▶ **WHAT THE TASK REQUIRES**:
Say how many lines contain the string "ffffff". Give no other output.

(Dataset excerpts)

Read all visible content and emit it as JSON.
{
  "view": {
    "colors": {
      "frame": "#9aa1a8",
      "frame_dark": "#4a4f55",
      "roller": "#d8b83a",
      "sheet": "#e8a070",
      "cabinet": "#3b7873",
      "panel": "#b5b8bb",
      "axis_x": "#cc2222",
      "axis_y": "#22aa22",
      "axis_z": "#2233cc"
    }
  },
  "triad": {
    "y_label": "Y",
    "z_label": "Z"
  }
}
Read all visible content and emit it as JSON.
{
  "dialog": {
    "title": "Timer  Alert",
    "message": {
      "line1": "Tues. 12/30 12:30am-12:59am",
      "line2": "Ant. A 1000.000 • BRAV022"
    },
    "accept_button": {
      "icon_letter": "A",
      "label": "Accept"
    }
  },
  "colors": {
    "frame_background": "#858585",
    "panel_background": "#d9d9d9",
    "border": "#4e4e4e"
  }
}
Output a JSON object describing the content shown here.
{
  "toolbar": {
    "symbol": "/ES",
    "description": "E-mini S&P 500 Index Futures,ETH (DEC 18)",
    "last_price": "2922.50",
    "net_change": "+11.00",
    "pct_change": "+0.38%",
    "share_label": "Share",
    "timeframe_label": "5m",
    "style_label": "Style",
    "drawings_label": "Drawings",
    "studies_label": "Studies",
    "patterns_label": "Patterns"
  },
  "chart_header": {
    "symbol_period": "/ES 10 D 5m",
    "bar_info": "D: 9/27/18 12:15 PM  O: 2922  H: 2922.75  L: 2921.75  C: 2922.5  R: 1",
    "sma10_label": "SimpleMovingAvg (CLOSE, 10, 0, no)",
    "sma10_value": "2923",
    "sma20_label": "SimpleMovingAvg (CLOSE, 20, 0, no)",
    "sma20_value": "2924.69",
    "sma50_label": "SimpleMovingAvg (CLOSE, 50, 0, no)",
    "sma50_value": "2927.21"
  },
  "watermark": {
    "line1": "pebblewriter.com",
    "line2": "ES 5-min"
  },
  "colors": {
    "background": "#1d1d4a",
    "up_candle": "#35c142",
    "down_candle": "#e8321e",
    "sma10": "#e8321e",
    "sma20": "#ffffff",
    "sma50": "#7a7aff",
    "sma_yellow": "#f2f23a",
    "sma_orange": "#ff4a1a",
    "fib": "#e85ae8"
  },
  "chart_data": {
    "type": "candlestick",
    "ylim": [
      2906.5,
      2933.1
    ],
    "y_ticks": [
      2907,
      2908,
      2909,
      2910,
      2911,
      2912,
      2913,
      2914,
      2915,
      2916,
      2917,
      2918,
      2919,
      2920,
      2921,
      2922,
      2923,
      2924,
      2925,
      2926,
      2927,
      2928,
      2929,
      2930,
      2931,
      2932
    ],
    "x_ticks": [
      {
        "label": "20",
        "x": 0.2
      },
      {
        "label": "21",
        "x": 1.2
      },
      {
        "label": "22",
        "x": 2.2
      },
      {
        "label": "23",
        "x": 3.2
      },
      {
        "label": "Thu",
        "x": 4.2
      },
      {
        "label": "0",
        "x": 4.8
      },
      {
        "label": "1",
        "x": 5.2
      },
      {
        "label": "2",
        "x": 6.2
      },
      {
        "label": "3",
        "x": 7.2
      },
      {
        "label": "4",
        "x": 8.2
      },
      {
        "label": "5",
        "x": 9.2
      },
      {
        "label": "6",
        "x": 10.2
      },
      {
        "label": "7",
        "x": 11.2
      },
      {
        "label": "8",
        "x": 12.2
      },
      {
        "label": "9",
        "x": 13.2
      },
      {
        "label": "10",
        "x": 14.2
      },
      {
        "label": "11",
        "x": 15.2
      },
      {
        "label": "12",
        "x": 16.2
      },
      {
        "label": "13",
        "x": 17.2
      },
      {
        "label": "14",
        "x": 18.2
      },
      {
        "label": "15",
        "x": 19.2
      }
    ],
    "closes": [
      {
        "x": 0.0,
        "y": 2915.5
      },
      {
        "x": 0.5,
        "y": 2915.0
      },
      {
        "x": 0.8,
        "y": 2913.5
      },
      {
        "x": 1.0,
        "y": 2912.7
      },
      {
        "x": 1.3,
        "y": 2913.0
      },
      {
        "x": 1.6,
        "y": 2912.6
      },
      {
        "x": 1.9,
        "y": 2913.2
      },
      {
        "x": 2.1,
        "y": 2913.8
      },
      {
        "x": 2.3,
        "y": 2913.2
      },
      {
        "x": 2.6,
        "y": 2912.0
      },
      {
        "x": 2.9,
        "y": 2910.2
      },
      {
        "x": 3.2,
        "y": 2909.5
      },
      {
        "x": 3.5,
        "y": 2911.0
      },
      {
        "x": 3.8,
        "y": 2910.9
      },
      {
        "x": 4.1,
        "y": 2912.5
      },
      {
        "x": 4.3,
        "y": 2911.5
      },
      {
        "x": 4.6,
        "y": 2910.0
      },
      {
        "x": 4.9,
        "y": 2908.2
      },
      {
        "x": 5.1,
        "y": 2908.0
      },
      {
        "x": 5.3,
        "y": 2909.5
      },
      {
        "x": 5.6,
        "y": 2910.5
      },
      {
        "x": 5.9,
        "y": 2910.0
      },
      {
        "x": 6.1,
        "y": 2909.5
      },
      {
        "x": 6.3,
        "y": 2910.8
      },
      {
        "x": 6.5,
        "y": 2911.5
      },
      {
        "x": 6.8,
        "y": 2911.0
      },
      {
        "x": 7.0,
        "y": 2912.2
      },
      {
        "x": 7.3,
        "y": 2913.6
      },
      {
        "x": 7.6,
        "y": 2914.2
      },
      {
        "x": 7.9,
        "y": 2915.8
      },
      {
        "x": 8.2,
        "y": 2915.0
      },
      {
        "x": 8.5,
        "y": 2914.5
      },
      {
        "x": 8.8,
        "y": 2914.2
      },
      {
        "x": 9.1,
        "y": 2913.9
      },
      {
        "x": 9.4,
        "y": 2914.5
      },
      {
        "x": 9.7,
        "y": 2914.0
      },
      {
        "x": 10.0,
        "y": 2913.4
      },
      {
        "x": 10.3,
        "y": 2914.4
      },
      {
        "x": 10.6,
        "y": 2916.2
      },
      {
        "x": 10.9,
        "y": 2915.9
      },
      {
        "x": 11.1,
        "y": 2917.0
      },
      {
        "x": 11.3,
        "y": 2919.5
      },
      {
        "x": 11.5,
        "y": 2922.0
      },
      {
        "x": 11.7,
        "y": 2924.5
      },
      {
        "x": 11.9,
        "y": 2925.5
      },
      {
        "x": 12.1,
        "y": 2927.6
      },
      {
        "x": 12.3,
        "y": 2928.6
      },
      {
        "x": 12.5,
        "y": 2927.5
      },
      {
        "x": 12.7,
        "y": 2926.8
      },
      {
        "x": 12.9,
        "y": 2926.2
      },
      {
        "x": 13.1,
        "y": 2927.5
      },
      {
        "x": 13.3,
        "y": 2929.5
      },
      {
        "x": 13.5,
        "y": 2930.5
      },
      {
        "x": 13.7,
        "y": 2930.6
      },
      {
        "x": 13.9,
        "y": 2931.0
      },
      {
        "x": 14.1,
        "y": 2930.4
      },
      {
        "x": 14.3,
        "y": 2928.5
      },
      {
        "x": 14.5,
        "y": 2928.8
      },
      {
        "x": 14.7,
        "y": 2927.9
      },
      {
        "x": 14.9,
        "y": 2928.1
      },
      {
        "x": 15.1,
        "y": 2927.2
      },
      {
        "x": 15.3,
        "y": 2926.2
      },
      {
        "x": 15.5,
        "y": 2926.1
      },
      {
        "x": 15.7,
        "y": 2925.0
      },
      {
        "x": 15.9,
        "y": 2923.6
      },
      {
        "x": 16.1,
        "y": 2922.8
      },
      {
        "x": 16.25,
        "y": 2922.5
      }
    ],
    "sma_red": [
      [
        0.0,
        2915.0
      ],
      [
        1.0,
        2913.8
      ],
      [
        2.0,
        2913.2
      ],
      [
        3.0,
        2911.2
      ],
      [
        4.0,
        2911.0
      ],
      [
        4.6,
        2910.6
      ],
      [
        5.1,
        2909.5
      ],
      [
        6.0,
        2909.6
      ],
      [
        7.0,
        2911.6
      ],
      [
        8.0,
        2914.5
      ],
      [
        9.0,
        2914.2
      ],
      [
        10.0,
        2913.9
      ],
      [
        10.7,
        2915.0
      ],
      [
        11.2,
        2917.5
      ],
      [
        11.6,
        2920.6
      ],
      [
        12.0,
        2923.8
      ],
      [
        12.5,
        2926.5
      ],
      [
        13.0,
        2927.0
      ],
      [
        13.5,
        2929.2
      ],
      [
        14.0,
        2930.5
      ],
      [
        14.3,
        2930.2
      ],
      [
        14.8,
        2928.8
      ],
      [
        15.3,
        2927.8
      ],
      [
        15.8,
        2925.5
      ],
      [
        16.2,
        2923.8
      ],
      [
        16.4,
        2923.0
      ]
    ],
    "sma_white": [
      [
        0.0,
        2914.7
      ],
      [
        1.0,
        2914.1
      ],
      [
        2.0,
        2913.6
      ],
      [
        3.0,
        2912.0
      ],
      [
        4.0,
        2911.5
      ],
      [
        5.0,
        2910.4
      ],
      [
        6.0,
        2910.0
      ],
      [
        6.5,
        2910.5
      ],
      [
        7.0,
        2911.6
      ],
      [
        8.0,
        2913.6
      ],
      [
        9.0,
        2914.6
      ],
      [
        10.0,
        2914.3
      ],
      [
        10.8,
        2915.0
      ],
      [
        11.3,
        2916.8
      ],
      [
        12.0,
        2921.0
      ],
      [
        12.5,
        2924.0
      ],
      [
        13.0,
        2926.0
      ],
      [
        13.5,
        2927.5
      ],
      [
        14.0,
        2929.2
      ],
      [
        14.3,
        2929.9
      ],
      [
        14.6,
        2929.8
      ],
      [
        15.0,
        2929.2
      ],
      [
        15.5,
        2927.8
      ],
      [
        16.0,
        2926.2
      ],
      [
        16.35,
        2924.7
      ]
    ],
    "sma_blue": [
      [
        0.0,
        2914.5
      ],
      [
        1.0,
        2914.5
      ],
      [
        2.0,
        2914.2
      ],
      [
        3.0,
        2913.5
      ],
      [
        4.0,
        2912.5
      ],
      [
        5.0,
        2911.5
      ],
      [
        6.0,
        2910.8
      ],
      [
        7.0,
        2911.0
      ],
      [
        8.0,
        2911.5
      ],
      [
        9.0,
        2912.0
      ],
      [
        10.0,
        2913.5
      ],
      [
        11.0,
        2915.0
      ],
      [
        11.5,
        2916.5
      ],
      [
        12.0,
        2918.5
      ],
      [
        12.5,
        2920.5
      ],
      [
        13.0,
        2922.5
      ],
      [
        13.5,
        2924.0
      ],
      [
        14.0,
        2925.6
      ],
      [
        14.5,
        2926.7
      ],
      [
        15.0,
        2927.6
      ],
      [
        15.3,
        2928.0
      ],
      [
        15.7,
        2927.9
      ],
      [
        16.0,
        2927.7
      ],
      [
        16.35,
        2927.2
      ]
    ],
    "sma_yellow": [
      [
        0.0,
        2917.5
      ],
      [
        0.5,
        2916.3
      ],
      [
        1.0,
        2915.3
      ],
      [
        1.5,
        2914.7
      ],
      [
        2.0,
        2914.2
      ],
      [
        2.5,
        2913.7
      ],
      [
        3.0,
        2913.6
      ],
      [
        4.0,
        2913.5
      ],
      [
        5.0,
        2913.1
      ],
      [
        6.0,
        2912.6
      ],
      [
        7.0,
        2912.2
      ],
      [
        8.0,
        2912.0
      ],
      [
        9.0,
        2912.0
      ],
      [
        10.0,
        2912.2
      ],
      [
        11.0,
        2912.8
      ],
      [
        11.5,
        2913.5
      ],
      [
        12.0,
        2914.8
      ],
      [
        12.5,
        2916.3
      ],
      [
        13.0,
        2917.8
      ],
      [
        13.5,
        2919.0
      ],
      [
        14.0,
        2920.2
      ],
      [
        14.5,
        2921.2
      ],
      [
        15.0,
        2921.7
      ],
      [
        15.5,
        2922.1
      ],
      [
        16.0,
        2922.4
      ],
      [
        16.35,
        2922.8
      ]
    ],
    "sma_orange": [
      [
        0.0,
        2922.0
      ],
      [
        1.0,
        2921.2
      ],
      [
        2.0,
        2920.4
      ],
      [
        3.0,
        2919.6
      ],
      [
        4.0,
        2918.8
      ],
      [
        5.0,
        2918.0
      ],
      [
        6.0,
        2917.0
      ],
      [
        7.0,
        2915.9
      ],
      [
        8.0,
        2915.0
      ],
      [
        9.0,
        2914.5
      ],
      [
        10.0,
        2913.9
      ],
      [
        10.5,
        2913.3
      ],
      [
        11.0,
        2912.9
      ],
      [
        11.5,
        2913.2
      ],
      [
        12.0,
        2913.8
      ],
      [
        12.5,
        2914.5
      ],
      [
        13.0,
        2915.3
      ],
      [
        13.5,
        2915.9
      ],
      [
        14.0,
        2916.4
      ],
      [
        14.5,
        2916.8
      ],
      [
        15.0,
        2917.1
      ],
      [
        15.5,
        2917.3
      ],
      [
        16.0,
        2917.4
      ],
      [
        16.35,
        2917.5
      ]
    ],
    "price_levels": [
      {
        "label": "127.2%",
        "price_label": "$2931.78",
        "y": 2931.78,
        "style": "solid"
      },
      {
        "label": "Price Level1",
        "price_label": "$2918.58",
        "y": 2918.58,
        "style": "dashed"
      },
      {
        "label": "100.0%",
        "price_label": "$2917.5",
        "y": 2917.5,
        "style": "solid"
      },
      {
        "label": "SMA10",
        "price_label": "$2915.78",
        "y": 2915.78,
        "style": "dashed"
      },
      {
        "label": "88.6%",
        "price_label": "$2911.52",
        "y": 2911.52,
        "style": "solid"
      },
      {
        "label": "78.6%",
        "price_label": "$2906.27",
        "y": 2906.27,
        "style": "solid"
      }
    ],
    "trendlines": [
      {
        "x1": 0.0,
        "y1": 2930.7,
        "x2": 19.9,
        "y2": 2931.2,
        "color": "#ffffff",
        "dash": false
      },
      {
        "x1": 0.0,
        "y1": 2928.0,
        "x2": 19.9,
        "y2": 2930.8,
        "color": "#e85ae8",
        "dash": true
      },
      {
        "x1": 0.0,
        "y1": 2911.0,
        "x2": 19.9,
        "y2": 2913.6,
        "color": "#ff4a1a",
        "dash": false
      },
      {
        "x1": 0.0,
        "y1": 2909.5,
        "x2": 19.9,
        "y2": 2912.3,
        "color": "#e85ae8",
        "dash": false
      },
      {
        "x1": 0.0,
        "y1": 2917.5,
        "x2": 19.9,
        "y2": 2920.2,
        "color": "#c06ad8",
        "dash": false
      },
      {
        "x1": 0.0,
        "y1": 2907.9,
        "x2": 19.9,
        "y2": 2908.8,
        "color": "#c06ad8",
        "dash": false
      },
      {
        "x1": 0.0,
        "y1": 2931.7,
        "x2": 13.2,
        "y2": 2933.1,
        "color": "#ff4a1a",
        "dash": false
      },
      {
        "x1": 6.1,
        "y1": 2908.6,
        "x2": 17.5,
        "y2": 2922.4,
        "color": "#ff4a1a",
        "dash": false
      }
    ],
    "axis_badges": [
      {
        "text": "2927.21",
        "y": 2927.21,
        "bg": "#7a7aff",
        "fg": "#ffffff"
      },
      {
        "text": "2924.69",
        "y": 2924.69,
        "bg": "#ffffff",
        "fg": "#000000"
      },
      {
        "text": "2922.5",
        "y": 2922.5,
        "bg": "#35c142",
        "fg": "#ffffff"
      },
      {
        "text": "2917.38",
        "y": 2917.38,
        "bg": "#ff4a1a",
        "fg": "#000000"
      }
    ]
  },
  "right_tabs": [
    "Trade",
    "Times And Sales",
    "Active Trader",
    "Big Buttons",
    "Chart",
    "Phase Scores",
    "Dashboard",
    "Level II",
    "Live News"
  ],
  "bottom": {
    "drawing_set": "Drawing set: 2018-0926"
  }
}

▶ **OUTPUT**:
5